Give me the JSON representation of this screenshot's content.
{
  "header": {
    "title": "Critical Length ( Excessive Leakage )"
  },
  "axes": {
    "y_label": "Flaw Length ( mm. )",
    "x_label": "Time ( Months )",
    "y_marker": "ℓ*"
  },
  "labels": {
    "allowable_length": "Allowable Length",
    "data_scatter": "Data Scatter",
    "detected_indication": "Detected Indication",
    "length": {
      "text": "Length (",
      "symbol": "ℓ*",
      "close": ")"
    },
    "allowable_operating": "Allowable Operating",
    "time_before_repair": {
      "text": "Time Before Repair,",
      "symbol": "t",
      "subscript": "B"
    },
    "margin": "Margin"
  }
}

════

From the records above, please extract every line and repeat it exactly.

▸ Expected answer:
Give me the JSON representation of this screenshot's content.
{
  "header": {
    "title": "Critical Length ( Excessive Leakage )"
  },
  "axes": {
    "y_label": "Flaw Length ( mm. )",
    "x_label": "Time ( Months )",
    "y_marker": "ℓ*"
  },
  "labels": {
    "allowable_length": "Allowable Length",
    "data_scatter": "Data Scatter",
    "detected_indication": "Detected Indication",
    "length": {
      "text": "Length (",
      "symbol": "ℓ*",
      "close": ")"
    },
    "allowable_operating": "Allowable Operating",
    "time_before_repair": {
      "text": "Time Before Repair,",
      "symbol": "t",
      "subscript": "B"
    },
    "margin": "Margin"
  }
}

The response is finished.